Your objective
An exact copy of all the data is required, with pictures left out.

Dataset records
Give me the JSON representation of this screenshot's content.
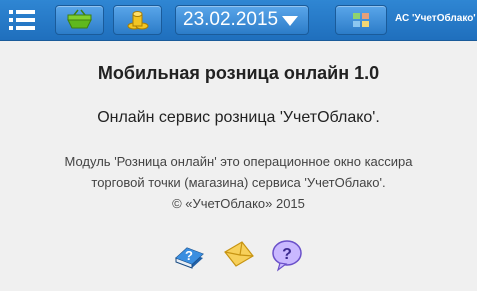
{
  "topbar": {
    "menu_icon": "hamburger-menu-icon",
    "button_1_icon": "basket-icon",
    "button_2_icon": "coins-icon",
    "date_value": "23.02.2015",
    "button_4_icon": "window-icon",
    "org_name": "АС 'УчетОблако'",
    "colors": {
      "bar": "#2f86d3",
      "button": "#4a98e0"
    }
  },
  "main": {
    "title": "Мобильная розница онлайн 1.0",
    "subtitle": "Онлайн сервис розница 'УчетОблако'.",
    "description_lines": [
      "Модуль 'Розница онлайн' это операционное окно кассира",
      "торговой точки (магазина) сервиса 'УчетОблако'.",
      "© «УчетОблако» 2015"
    ]
  },
  "footer_icons": [
    "help-book-icon",
    "envelope-icon",
    "question-bubble-icon"
  ]
}
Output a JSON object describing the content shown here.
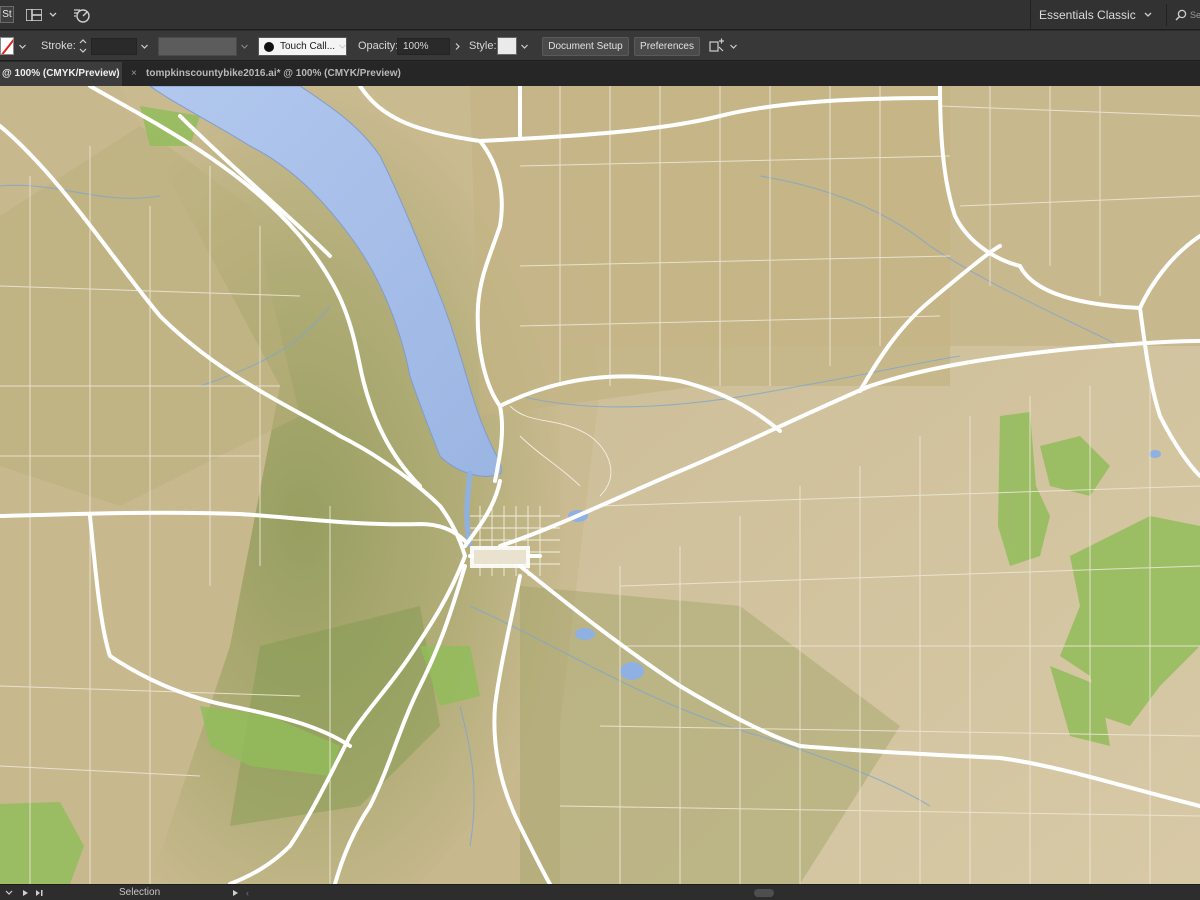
{
  "app": {
    "badge": "St",
    "workspace": "Essentials Classic",
    "search_hint": "Se"
  },
  "control_bar": {
    "stroke_label": "Stroke:",
    "stroke_value": "",
    "brush_label": "Touch Call...",
    "opacity_label": "Opacity:",
    "opacity_value": "100%",
    "style_label": "Style:",
    "document_setup_label": "Document Setup",
    "preferences_label": "Preferences"
  },
  "tabs": [
    {
      "label": "@ 100% (CMYK/Preview)",
      "active": true
    },
    {
      "label": "tompkinscountybike2016.ai* @ 100% (CMYK/Preview)",
      "active": false,
      "close": "×"
    }
  ],
  "status_bar": {
    "tool": "Selection"
  },
  "colors": {
    "lake": "#a7bee8",
    "terrain_light": "#d9cba5",
    "terrain_green": "#8ea25a",
    "forest": "#8fbf5a",
    "road_major": "#ffffff",
    "road_minor": "#ece6d5"
  },
  "icons": {
    "layout": "layout-grid-icon",
    "gpu": "gpu-performance-icon",
    "search": "search-icon",
    "fill": "fill-swatch-none-icon",
    "arrange": "arrange-documents-icon"
  }
}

Completed task
Give me the JSON representation of this screenshot's content.
{
  "topbar": {
    "menu_icon": "hamburger-menu-icon",
    "button_1_icon": "basket-icon",
    "button_2_icon": "coins-icon",
    "date_value": "23.02.2015",
    "button_4_icon": "window-icon",
    "org_name": "АС 'УчетОблако'",
    "colors": {
      "bar": "#2f86d3",
      "button": "#4a98e0"
    }
  },
  "main": {
    "title": "Мобильная розница онлайн 1.0",
    "subtitle": "Онлайн сервис розница 'УчетОблако'.",
    "description_lines": [
      "Модуль 'Розница онлайн' это операционное окно кассира",
      "торговой точки (магазина) сервиса 'УчетОблако'.",
      "© «УчетОблако» 2015"
    ]
  },
  "footer_icons": [
    "help-book-icon",
    "envelope-icon",
    "question-bubble-icon"
  ]
}
Output a JSON object describing the content shown here.
{
  "app": {
    "badge": "St",
    "workspace": "Essentials Classic",
    "search_hint": "Se"
  },
  "control_bar": {
    "stroke_label": "Stroke:",
    "stroke_value": "",
    "brush_label": "Touch Call...",
    "opacity_label": "Opacity:",
    "opacity_value": "100%",
    "style_label": "Style:",
    "document_setup_label": "Document Setup",
    "preferences_label": "Preferences"
  },
  "tabs": [
    {
      "label": "@ 100% (CMYK/Preview)",
      "active": true
    },
    {
      "label": "tompkinscountybike2016.ai* @ 100% (CMYK/Preview)",
      "active": false,
      "close": "×"
    }
  ],
  "status_bar": {
    "tool": "Selection"
  },
  "colors": {
    "lake": "#a7bee8",
    "terrain_light": "#d9cba5",
    "terrain_green": "#8ea25a",
    "forest": "#8fbf5a",
    "road_major": "#ffffff",
    "road_minor": "#ece6d5"
  },
  "icons": {
    "layout": "layout-grid-icon",
    "gpu": "gpu-performance-icon",
    "search": "search-icon",
    "fill": "fill-swatch-none-icon",
    "arrange": "arrange-documents-icon"
  }
}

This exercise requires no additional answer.